== Short task ==
Copy the material that follows word for word and omit its pictures.

== Dataset items ==
>> start
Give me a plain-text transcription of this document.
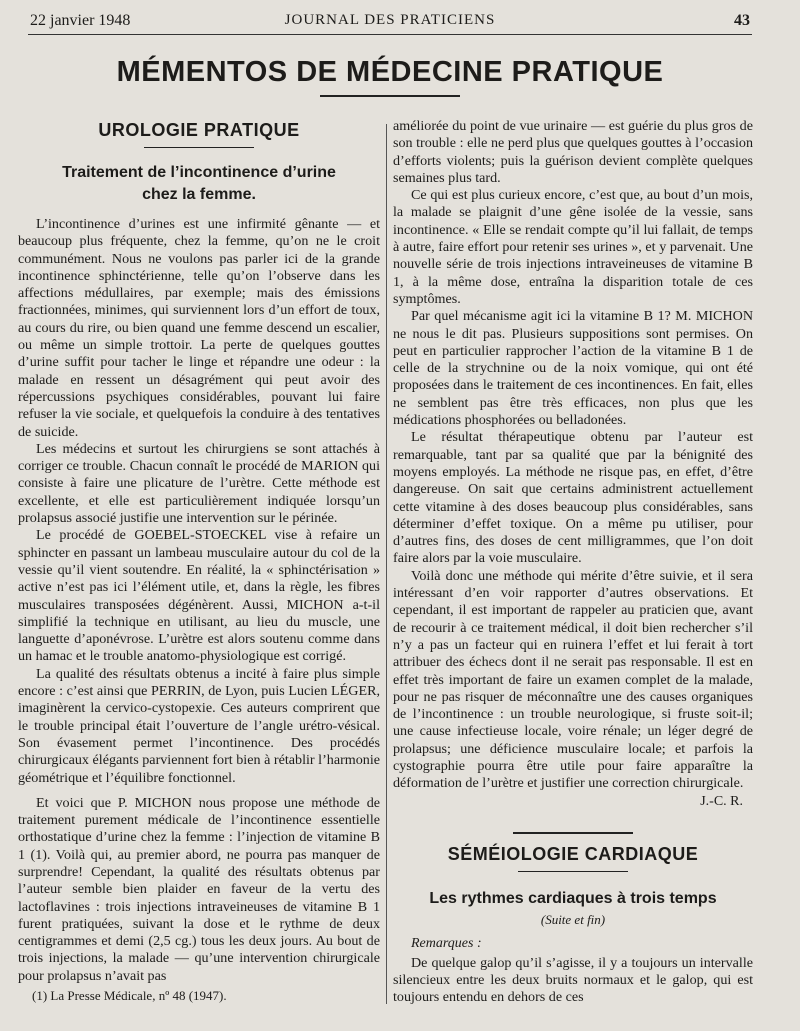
22 janvier 1948	JOURNAL DES PRATICIENS	43
MÉMENTOS DE MÉDECINE PRATIQUE
UROLOGIE PRATIQUE
Traitement de l’incontinence d’urine
chez la femme.

L’incontinence d’urines est une infirmité gênante — et beaucoup plus fréquente, chez la femme, qu’on ne le croit communément. Nous ne voulons pas parler ici de la grande incontinence sphinctérienne, telle qu’on l’observe dans les affections médullaires, par exemple; mais des émissions fractionnées, minimes, qui surviennent lors d’un effort de toux, au cours du rire, ou bien quand une femme descend un escalier, ou même un simple trottoir. La perte de quelques gouttes d’urine suffit pour tacher le linge et répandre une odeur : la malade en ressent un désagrément qui peut avoir des répercussions psychiques considérables, pouvant lui faire refuser la vie sociale, et quelquefois la conduire à des tentatives de suicide.

Les médecins et surtout les chirurgiens se sont attachés à corriger ce trouble. Chacun connaît le procédé de MARION qui consiste à faire une plicature de l’urètre. Cette méthode est excellente, et elle est particulièrement indiquée lorsqu’un prolapsus associé justifie une intervention sur le périnée.

Le procédé de GOEBEL-STOECKEL vise à refaire un sphincter en passant un lambeau musculaire autour du col de la vessie qu’il vient soutendre. En réalité, la « sphinctérisation » active n’est pas ici l’élément utile, et, dans la règle, les fibres musculaires transposées dégénèrent. Aussi, MICHON a-t-il simplifié la technique en utilisant, au lieu du muscle, une languette d’aponévrose. L’urètre est alors soutenu comme dans un hamac et le trouble anatomo-physiologique est corrigé.

La qualité des résultats obtenus a incité à faire plus simple encore : c’est ainsi que PERRIN, de Lyon, puis Lucien LÉGER, imaginèrent la cervico-cystopexie. Ces auteurs comprirent que le trouble principal était l’ouverture de l’angle urétro-vésical. Son évasement permet l’incontinence. Des procédés chirurgicaux élégants parviennent fort bien à rétablir l’harmonie géométrique et l’équilibre fonctionnel.

Et voici que P. MICHON nous propose une méthode de traitement purement médicale de l’incontinence essentielle orthostatique d’urine chez la femme : l’injection de vitamine B 1 (1). Voilà qui, au premier abord, ne pourra pas manquer de surprendre! Cependant, la qualité des résultats obtenus par l’auteur semble bien plaider en faveur de la vertu des lactoflavines : trois injections intraveineuses de vitamine B 1 furent pratiquées, suivant la dose et le rythme de deux centigrammes et demi (2,5 cg.) tous les deux jours. Au bout de trois injections, la malade — qu’une intervention chirurgicale pour prolapsus n’avait pas

(1) La Presse Médicale, nº 48 (1947).

améliorée du point de vue urinaire — est guérie du plus gros de son trouble : elle ne perd plus que quelques gouttes à l’occasion d’efforts violents; puis la guérison devient complète quelques semaines plus tard.

Ce qui est plus curieux encore, c’est que, au bout d’un mois, la malade se plaignit d’une gêne isolée de la vessie, sans incontinence. « Elle se rendait compte qu’il lui fallait, de temps à autre, faire effort pour retenir ses urines », et y parvenait. Une nouvelle série de trois injections intraveineuses de vitamine B 1, à la même dose, entraîna la disparition totale de ces symptômes.

Par quel mécanisme agit ici la vitamine B 1? M. MICHON ne nous le dit pas. Plusieurs suppositions sont permises. On peut en particulier rapprocher l’action de la vitamine B 1 de celle de la strychnine ou de la noix vomique, qui ont été proposées dans le traitement de ces incontinences. En fait, elles ne semblent pas être très efficaces, non plus que les médications phosphorées ou belladonées.

Le résultat thérapeutique obtenu par l’auteur est remarquable, tant par sa qualité que par la bénignité des moyens employés. La méthode ne risque pas, en effet, d’être dangereuse. On sait que certains administrent actuellement cette vitamine à des doses beaucoup plus considérables, sans déterminer d’effet toxique. On a même pu utiliser, pour d’autres fins, des doses de cent milligrammes, que l’on doit faire alors par la voie musculaire.

Voilà donc une méthode qui mérite d’être suivie, et il sera intéressant d’en voir rapporter d’autres observations. Et cependant, il est important de rappeler au praticien que, avant de recourir à ce traitement médical, il doit bien rechercher s’il n’y a pas un facteur qui en ruinera l’effet et lui ferait à tort attribuer des échecs dont il ne serait pas responsable. Il est en effet très important de faire un examen complet de la malade, pour ne pas risquer de méconnaître une des causes organiques de l’incontinence : un trouble neurologique, si fruste soit-il; une cause infectieuse locale, voire rénale; un léger degré de prolapsus; une déficience musculaire locale; et parfois la cystographie pourra être utile pour faire apparaître la déformation de l’urètre et justifier une correction chirurgicale.

J.-C. R.
SÉMÉIOLOGIE CARDIAQUE
Les rythmes cardiaques à trois temps
(Suite et fin)
Remarques :

De quelque galop qu’il s’agisse, il y a toujours un intervalle silencieux entre les deux bruits normaux et le galop, qui est toujours entendu en dehors de ces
>> end
== Answer in full ==
Give me a plain-text transcription of this document.
22 janvier 1948	JOURNAL DES PRATICIENS	43
MÉMENTOS DE MÉDECINE PRATIQUE
UROLOGIE PRATIQUE
Traitement de l’incontinence d’urine
chez la femme.

L’incontinence d’urines est une infirmité gênante — et beaucoup plus fréquente, chez la femme, qu’on ne le croit communément. Nous ne voulons pas parler ici de la grande incontinence sphinctérienne, telle qu’on l’observe dans les affections médullaires, par exemple; mais des émissions fractionnées, minimes, qui surviennent lors d’un effort de toux, au cours du rire, ou bien quand une femme descend un escalier, ou même un simple trottoir. La perte de quelques gouttes d’urine suffit pour tacher le linge et répandre une odeur : la malade en ressent un désagrément qui peut avoir des répercussions psychiques considérables, pouvant lui faire refuser la vie sociale, et quelquefois la conduire à des tentatives de suicide.

Les médecins et surtout les chirurgiens se sont attachés à corriger ce trouble. Chacun connaît le procédé de MARION qui consiste à faire une plicature de l’urètre. Cette méthode est excellente, et elle est particulièrement indiquée lorsqu’un prolapsus associé justifie une intervention sur le périnée.

Le procédé de GOEBEL-STOECKEL vise à refaire un sphincter en passant un lambeau musculaire autour du col de la vessie qu’il vient soutendre. En réalité, la « sphinctérisation » active n’est pas ici l’élément utile, et, dans la règle, les fibres musculaires transposées dégénèrent. Aussi, MICHON a-t-il simplifié la technique en utilisant, au lieu du muscle, une languette d’aponévrose. L’urètre est alors soutenu comme dans un hamac et le trouble anatomo-physiologique est corrigé.

La qualité des résultats obtenus a incité à faire plus simple encore : c’est ainsi que PERRIN, de Lyon, puis Lucien LÉGER, imaginèrent la cervico-cystopexie. Ces auteurs comprirent que le trouble principal était l’ouverture de l’angle urétro-vésical. Son évasement permet l’incontinence. Des procédés chirurgicaux élégants parviennent fort bien à rétablir l’harmonie géométrique et l’équilibre fonctionnel.

Et voici que P. MICHON nous propose une méthode de traitement purement médicale de l’incontinence essentielle orthostatique d’urine chez la femme : l’injection de vitamine B 1 (1). Voilà qui, au premier abord, ne pourra pas manquer de surprendre! Cependant, la qualité des résultats obtenus par l’auteur semble bien plaider en faveur de la vertu des lactoflavines : trois injections intraveineuses de vitamine B 1 furent pratiquées, suivant la dose et le rythme de deux centigrammes et demi (2,5 cg.) tous les deux jours. Au bout de trois injections, la malade — qu’une intervention chirurgicale pour prolapsus n’avait pas

(1) La Presse Médicale, nº 48 (1947).

améliorée du point de vue urinaire — est guérie du plus gros de son trouble : elle ne perd plus que quelques gouttes à l’occasion d’efforts violents; puis la guérison devient complète quelques semaines plus tard.

Ce qui est plus curieux encore, c’est que, au bout d’un mois, la malade se plaignit d’une gêne isolée de la vessie, sans incontinence. « Elle se rendait compte qu’il lui fallait, de temps à autre, faire effort pour retenir ses urines », et y parvenait. Une nouvelle série de trois injections intraveineuses de vitamine B 1, à la même dose, entraîna la disparition totale de ces symptômes.

Par quel mécanisme agit ici la vitamine B 1? M. MICHON ne nous le dit pas. Plusieurs suppositions sont permises. On peut en particulier rapprocher l’action de la vitamine B 1 de celle de la strychnine ou de la noix vomique, qui ont été proposées dans le traitement de ces incontinences. En fait, elles ne semblent pas être très efficaces, non plus que les médications phosphorées ou belladonées.

Le résultat thérapeutique obtenu par l’auteur est remarquable, tant par sa qualité que par la bénignité des moyens employés. La méthode ne risque pas, en effet, d’être dangereuse. On sait que certains administrent actuellement cette vitamine à des doses beaucoup plus considérables, sans déterminer d’effet toxique. On a même pu utiliser, pour d’autres fins, des doses de cent milligrammes, que l’on doit faire alors par la voie musculaire.

Voilà donc une méthode qui mérite d’être suivie, et il sera intéressant d’en voir rapporter d’autres observations. Et cependant, il est important de rappeler au praticien que, avant de recourir à ce traitement médical, il doit bien rechercher s’il n’y a pas un facteur qui en ruinera l’effet et lui ferait à tort attribuer des échecs dont il ne serait pas responsable. Il est en effet très important de faire un examen complet de la malade, pour ne pas risquer de méconnaître une des causes organiques de l’incontinence : un trouble neurologique, si fruste soit-il; une cause infectieuse locale, voire rénale; un léger degré de prolapsus; une déficience musculaire locale; et parfois la cystographie pourra être utile pour faire apparaître la déformation de l’urètre et justifier une correction chirurgicale.

J.-C. R.
SÉMÉIOLOGIE CARDIAQUE
Les rythmes cardiaques à trois temps
(Suite et fin)
Remarques :

De quelque galop qu’il s’agisse, il y a toujours un intervalle silencieux entre les deux bruits normaux et le galop, qui est toujours entendu en dehors de ces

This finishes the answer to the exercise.